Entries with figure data
━━━━

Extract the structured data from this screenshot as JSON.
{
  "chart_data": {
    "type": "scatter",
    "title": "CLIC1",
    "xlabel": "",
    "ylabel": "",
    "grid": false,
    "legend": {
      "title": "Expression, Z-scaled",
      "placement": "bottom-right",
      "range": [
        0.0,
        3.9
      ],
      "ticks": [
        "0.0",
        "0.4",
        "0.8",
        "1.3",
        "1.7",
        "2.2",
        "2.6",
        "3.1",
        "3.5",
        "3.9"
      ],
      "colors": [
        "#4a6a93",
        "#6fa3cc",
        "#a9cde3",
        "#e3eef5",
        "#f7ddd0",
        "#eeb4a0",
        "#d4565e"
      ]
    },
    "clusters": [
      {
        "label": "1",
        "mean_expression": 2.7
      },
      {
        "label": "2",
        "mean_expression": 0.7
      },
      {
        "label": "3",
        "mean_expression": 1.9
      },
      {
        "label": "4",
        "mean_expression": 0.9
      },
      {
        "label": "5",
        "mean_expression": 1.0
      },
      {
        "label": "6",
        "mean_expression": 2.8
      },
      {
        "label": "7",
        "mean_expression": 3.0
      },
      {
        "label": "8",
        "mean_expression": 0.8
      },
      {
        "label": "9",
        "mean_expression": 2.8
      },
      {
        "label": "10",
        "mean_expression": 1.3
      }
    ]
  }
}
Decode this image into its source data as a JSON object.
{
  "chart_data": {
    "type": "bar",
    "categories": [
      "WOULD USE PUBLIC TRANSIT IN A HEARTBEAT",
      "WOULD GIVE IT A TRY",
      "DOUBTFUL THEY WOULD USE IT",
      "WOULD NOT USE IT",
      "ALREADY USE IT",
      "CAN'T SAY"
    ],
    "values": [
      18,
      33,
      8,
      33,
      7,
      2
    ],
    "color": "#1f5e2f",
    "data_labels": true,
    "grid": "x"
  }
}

━━━━

(To do) Type out the material again exactly as presented.

(Final answer)
Extract the structured data from this screenshot as JSON.
{
  "chart_data": {
    "type": "scatter",
    "title": "CLIC1",
    "xlabel": "",
    "ylabel": "",
    "grid": false,
    "legend": {
      "title": "Expression, Z-scaled",
      "placement": "bottom-right",
      "range": [
        0.0,
        3.9
      ],
      "ticks": [
        "0.0",
        "0.4",
        "0.8",
        "1.3",
        "1.7",
        "2.2",
        "2.6",
        "3.1",
        "3.5",
        "3.9"
      ],
      "colors": [
        "#4a6a93",
        "#6fa3cc",
        "#a9cde3",
        "#e3eef5",
        "#f7ddd0",
        "#eeb4a0",
        "#d4565e"
      ]
    },
    "clusters": [
      {
        "label": "1",
        "mean_expression": 2.7
      },
      {
        "label": "2",
        "mean_expression": 0.7
      },
      {
        "label": "3",
        "mean_expression": 1.9
      },
      {
        "label": "4",
        "mean_expression": 0.9
      },
      {
        "label": "5",
        "mean_expression": 1.0
      },
      {
        "label": "6",
        "mean_expression": 2.8
      },
      {
        "label": "7",
        "mean_expression": 3.0
      },
      {
        "label": "8",
        "mean_expression": 0.8
      },
      {
        "label": "9",
        "mean_expression": 2.8
      },
      {
        "label": "10",
        "mean_expression": 1.3
      }
    ]
  }
}
Decode this image into its source data as a JSON object.
{
  "chart_data": {
    "type": "bar",
    "categories": [
      "WOULD USE PUBLIC TRANSIT IN A HEARTBEAT",
      "WOULD GIVE IT A TRY",
      "DOUBTFUL THEY WOULD USE IT",
      "WOULD NOT USE IT",
      "ALREADY USE IT",
      "CAN'T SAY"
    ],
    "values": [
      18,
      33,
      8,
      33,
      7,
      2
    ],
    "color": "#1f5e2f",
    "data_labels": true,
    "grid": "x"
  }
}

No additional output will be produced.